Exercise material:

---+---

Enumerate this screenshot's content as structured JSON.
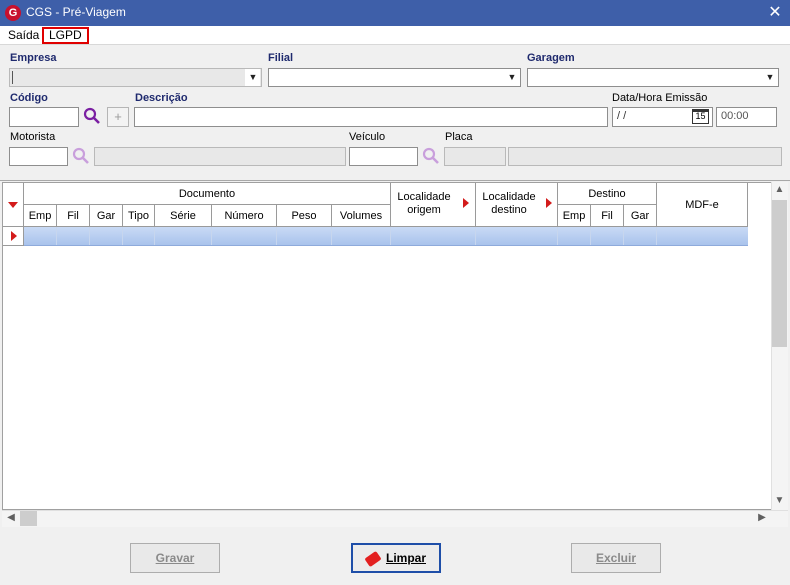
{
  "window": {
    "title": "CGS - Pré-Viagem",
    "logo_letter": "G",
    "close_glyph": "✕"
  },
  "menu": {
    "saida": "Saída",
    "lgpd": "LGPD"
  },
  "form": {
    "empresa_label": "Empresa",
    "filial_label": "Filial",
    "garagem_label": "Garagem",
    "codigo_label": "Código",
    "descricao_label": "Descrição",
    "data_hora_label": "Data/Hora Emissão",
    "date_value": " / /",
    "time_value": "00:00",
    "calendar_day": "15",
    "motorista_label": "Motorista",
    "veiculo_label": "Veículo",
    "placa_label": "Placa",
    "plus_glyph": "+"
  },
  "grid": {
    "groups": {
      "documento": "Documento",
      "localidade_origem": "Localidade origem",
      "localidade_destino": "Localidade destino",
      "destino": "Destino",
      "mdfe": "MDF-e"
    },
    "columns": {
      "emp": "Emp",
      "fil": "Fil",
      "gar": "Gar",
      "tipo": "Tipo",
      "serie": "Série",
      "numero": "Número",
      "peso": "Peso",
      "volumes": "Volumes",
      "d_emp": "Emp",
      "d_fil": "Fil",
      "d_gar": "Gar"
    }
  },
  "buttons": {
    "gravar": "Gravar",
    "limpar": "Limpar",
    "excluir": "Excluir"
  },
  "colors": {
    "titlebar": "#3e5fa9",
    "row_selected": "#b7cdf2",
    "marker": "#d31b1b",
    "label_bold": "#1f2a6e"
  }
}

---+---

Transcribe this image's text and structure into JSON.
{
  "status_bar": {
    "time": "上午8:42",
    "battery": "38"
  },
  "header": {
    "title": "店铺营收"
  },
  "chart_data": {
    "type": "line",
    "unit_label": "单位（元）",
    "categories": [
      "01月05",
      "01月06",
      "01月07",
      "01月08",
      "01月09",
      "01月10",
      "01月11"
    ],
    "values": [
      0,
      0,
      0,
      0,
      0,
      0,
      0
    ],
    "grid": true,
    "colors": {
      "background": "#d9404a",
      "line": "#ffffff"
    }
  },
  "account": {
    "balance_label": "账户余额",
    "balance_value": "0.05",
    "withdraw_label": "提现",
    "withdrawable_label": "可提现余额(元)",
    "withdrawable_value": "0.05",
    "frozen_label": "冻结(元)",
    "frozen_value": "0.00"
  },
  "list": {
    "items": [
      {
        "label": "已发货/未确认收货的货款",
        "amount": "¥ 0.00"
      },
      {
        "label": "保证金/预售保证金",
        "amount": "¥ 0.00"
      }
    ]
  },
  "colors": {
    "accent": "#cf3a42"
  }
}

---+---

Set exercise:
Go through the data above and find the lines with the word "this". Copy each of those lines.

Completed task:
Enumerate this screenshot's content as structured JSON.
Transcribe this image's text and structure into JSON.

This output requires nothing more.